→ **SET PROBLEM**
Pick out the lines below that contain the string "проблемы" and copy them all.

→ **GIVEN ENTRIES**
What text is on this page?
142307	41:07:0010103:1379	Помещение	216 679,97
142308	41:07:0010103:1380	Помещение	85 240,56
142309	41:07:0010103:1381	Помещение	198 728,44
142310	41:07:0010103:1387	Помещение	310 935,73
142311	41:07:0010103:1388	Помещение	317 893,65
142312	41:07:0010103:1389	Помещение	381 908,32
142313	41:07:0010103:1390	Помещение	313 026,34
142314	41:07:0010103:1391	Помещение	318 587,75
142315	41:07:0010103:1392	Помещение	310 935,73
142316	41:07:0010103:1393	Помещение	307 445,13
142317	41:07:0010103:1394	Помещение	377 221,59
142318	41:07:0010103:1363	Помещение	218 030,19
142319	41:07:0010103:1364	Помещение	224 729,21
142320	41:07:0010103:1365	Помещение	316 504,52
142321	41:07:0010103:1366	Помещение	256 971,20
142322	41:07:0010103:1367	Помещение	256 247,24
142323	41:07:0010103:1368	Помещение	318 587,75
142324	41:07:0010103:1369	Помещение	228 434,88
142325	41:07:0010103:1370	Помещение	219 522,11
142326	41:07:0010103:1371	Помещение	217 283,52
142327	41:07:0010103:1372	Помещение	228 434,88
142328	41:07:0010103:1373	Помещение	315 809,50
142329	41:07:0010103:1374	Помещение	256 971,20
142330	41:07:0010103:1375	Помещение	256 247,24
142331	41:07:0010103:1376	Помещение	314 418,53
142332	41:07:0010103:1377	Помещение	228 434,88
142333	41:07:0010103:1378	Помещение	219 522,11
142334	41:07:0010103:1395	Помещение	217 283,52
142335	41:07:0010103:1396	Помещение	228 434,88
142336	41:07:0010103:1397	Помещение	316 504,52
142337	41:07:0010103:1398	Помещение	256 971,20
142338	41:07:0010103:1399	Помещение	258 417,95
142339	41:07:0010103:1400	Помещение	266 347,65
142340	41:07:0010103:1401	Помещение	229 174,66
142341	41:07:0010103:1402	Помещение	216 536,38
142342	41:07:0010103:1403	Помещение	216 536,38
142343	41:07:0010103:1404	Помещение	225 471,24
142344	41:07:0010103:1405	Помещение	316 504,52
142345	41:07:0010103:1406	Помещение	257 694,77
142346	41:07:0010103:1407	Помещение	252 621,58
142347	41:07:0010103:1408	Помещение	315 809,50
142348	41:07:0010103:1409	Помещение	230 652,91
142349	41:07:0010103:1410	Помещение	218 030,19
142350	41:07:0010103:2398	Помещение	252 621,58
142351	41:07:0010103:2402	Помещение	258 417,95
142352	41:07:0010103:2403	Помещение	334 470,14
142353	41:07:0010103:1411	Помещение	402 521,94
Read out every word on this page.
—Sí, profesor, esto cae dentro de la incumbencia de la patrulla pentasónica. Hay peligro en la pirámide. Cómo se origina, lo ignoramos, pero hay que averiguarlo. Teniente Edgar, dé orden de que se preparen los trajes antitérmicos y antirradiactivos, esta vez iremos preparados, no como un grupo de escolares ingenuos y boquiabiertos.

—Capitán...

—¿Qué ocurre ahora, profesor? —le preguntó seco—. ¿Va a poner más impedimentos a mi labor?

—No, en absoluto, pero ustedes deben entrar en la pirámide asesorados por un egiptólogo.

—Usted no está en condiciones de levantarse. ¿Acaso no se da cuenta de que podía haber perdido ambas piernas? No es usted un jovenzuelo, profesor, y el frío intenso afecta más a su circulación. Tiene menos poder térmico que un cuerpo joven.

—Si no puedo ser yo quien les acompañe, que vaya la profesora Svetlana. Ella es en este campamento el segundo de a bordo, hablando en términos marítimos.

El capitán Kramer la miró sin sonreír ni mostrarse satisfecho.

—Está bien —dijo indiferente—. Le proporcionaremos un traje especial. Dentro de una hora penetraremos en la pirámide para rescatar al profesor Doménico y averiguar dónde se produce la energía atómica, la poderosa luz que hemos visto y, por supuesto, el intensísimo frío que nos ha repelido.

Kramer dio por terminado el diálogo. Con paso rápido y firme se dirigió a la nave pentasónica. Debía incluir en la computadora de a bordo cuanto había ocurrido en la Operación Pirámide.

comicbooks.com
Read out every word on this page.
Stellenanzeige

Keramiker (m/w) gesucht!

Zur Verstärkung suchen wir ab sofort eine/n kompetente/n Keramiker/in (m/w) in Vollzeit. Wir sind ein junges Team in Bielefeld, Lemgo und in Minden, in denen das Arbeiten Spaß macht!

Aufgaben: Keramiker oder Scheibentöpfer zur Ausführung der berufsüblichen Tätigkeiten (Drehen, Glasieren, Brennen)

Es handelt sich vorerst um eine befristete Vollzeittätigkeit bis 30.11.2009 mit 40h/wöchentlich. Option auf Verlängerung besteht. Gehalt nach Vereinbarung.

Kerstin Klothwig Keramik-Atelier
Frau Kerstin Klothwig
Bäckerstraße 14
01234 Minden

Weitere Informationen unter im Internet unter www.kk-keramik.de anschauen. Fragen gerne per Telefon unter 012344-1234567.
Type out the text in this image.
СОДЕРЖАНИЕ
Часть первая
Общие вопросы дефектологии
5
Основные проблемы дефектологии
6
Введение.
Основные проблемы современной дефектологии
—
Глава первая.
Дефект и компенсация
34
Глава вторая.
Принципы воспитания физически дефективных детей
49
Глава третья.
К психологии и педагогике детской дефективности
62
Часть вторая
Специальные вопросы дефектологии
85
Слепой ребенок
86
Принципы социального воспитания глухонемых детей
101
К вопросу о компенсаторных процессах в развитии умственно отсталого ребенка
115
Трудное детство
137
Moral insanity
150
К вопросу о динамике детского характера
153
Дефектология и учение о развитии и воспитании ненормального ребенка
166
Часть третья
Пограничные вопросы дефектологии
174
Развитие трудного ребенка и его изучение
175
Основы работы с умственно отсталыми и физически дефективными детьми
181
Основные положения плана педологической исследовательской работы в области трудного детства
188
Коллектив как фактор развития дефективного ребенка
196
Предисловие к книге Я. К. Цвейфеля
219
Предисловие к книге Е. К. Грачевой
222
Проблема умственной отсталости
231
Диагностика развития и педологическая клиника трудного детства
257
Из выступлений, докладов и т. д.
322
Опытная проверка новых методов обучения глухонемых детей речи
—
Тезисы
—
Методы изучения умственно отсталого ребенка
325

→ **EXERCISE ANSWER**
Основные проблемы дефектологии
Основные проблемы современной дефектологии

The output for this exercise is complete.